(Chart and figure data)
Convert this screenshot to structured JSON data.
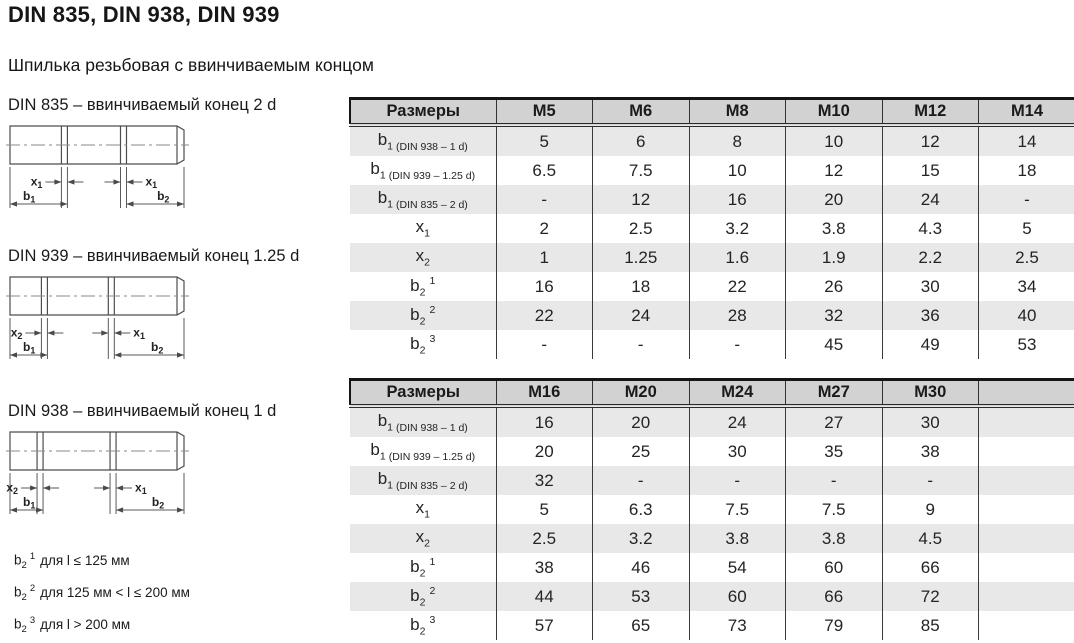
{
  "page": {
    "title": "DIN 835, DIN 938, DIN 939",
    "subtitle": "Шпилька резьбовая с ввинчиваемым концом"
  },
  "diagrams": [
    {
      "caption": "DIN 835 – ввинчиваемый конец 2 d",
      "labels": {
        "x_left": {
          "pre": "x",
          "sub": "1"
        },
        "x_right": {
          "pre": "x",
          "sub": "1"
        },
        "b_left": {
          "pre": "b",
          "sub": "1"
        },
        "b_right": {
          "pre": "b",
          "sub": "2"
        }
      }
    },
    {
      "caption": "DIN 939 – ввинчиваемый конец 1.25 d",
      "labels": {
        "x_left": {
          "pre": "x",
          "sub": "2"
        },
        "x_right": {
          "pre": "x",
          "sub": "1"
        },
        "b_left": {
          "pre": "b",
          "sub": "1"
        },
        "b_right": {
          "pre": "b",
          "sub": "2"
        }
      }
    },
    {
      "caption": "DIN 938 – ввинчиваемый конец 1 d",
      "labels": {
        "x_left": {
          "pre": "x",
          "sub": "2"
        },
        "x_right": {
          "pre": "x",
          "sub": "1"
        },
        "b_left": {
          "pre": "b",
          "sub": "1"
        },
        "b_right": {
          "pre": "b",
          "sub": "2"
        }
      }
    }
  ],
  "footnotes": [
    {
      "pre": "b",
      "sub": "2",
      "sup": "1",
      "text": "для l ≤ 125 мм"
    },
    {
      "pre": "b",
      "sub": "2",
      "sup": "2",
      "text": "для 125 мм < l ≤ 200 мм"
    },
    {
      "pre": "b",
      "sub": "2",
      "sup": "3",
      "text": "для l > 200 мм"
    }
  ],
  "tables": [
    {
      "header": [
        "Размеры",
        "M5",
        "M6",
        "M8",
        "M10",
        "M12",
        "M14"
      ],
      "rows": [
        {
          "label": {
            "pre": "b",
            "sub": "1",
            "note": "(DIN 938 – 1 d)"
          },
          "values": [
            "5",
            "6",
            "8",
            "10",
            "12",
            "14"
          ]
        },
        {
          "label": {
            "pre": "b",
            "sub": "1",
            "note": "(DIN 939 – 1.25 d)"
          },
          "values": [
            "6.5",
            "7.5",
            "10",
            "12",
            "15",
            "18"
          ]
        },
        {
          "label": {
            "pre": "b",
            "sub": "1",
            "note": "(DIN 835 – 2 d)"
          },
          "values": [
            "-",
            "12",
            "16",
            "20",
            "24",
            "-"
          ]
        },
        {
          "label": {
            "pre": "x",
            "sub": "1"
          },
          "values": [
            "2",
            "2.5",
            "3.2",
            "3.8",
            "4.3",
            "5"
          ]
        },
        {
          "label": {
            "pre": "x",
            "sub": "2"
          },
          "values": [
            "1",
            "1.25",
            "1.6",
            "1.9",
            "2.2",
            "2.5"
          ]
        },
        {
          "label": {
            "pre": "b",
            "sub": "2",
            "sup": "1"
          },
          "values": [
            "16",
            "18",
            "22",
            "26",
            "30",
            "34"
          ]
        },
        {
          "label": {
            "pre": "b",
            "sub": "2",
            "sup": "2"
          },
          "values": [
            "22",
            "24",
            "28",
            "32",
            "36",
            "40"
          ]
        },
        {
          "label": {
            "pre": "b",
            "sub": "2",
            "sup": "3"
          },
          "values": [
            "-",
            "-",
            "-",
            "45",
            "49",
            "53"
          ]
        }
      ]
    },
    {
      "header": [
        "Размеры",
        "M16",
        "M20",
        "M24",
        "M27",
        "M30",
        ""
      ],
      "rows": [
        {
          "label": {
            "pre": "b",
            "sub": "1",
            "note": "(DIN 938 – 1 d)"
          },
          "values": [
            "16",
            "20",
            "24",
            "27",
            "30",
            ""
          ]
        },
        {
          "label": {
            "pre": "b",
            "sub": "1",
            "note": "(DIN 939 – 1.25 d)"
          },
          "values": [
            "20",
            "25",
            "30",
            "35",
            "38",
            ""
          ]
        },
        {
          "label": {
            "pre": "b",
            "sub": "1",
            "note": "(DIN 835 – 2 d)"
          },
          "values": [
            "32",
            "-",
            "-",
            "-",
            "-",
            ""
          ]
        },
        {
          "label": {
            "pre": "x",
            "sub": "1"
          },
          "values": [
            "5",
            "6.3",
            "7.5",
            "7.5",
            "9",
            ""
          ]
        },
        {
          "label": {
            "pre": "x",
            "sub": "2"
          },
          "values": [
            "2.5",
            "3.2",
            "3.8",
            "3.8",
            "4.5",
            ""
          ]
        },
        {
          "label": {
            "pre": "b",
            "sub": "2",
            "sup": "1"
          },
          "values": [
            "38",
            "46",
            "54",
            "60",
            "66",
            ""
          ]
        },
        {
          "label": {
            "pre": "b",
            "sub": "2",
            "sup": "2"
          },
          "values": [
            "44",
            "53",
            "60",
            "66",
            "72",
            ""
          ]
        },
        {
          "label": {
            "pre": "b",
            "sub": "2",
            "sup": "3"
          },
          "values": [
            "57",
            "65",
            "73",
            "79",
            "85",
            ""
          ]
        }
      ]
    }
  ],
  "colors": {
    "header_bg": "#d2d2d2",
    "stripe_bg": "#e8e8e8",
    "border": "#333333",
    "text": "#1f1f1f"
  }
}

Problem:
Would you set down the listing exactly, omitting pictures?

Completed task:
Convert this screenshot to structured JSON data.
{
  "page": {
    "title": "DIN 835, DIN 938, DIN 939",
    "subtitle": "Шпилька резьбовая с ввинчиваемым концом"
  },
  "diagrams": [
    {
      "caption": "DIN 835 – ввинчиваемый конец 2 d",
      "labels": {
        "x_left": {
          "pre": "x",
          "sub": "1"
        },
        "x_right": {
          "pre": "x",
          "sub": "1"
        },
        "b_left": {
          "pre": "b",
          "sub": "1"
        },
        "b_right": {
          "pre": "b",
          "sub": "2"
        }
      }
    },
    {
      "caption": "DIN 939 – ввинчиваемый конец 1.25 d",
      "labels": {
        "x_left": {
          "pre": "x",
          "sub": "2"
        },
        "x_right": {
          "pre": "x",
          "sub": "1"
        },
        "b_left": {
          "pre": "b",
          "sub": "1"
        },
        "b_right": {
          "pre": "b",
          "sub": "2"
        }
      }
    },
    {
      "caption": "DIN 938 – ввинчиваемый конец 1 d",
      "labels": {
        "x_left": {
          "pre": "x",
          "sub": "2"
        },
        "x_right": {
          "pre": "x",
          "sub": "1"
        },
        "b_left": {
          "pre": "b",
          "sub": "1"
        },
        "b_right": {
          "pre": "b",
          "sub": "2"
        }
      }
    }
  ],
  "footnotes": [
    {
      "pre": "b",
      "sub": "2",
      "sup": "1",
      "text": "для l ≤ 125 мм"
    },
    {
      "pre": "b",
      "sub": "2",
      "sup": "2",
      "text": "для 125 мм < l ≤ 200 мм"
    },
    {
      "pre": "b",
      "sub": "2",
      "sup": "3",
      "text": "для l > 200 мм"
    }
  ],
  "tables": [
    {
      "header": [
        "Размеры",
        "M5",
        "M6",
        "M8",
        "M10",
        "M12",
        "M14"
      ],
      "rows": [
        {
          "label": {
            "pre": "b",
            "sub": "1",
            "note": "(DIN 938 – 1 d)"
          },
          "values": [
            "5",
            "6",
            "8",
            "10",
            "12",
            "14"
          ]
        },
        {
          "label": {
            "pre": "b",
            "sub": "1",
            "note": "(DIN 939 – 1.25 d)"
          },
          "values": [
            "6.5",
            "7.5",
            "10",
            "12",
            "15",
            "18"
          ]
        },
        {
          "label": {
            "pre": "b",
            "sub": "1",
            "note": "(DIN 835 – 2 d)"
          },
          "values": [
            "-",
            "12",
            "16",
            "20",
            "24",
            "-"
          ]
        },
        {
          "label": {
            "pre": "x",
            "sub": "1"
          },
          "values": [
            "2",
            "2.5",
            "3.2",
            "3.8",
            "4.3",
            "5"
          ]
        },
        {
          "label": {
            "pre": "x",
            "sub": "2"
          },
          "values": [
            "1",
            "1.25",
            "1.6",
            "1.9",
            "2.2",
            "2.5"
          ]
        },
        {
          "label": {
            "pre": "b",
            "sub": "2",
            "sup": "1"
          },
          "values": [
            "16",
            "18",
            "22",
            "26",
            "30",
            "34"
          ]
        },
        {
          "label": {
            "pre": "b",
            "sub": "2",
            "sup": "2"
          },
          "values": [
            "22",
            "24",
            "28",
            "32",
            "36",
            "40"
          ]
        },
        {
          "label": {
            "pre": "b",
            "sub": "2",
            "sup": "3"
          },
          "values": [
            "-",
            "-",
            "-",
            "45",
            "49",
            "53"
          ]
        }
      ]
    },
    {
      "header": [
        "Размеры",
        "M16",
        "M20",
        "M24",
        "M27",
        "M30",
        ""
      ],
      "rows": [
        {
          "label": {
            "pre": "b",
            "sub": "1",
            "note": "(DIN 938 – 1 d)"
          },
          "values": [
            "16",
            "20",
            "24",
            "27",
            "30",
            ""
          ]
        },
        {
          "label": {
            "pre": "b",
            "sub": "1",
            "note": "(DIN 939 – 1.25 d)"
          },
          "values": [
            "20",
            "25",
            "30",
            "35",
            "38",
            ""
          ]
        },
        {
          "label": {
            "pre": "b",
            "sub": "1",
            "note": "(DIN 835 – 2 d)"
          },
          "values": [
            "32",
            "-",
            "-",
            "-",
            "-",
            ""
          ]
        },
        {
          "label": {
            "pre": "x",
            "sub": "1"
          },
          "values": [
            "5",
            "6.3",
            "7.5",
            "7.5",
            "9",
            ""
          ]
        },
        {
          "label": {
            "pre": "x",
            "sub": "2"
          },
          "values": [
            "2.5",
            "3.2",
            "3.8",
            "3.8",
            "4.5",
            ""
          ]
        },
        {
          "label": {
            "pre": "b",
            "sub": "2",
            "sup": "1"
          },
          "values": [
            "38",
            "46",
            "54",
            "60",
            "66",
            ""
          ]
        },
        {
          "label": {
            "pre": "b",
            "sub": "2",
            "sup": "2"
          },
          "values": [
            "44",
            "53",
            "60",
            "66",
            "72",
            ""
          ]
        },
        {
          "label": {
            "pre": "b",
            "sub": "2",
            "sup": "3"
          },
          "values": [
            "57",
            "65",
            "73",
            "79",
            "85",
            ""
          ]
        }
      ]
    }
  ],
  "colors": {
    "header_bg": "#d2d2d2",
    "stripe_bg": "#e8e8e8",
    "border": "#333333",
    "text": "#1f1f1f"
  }
}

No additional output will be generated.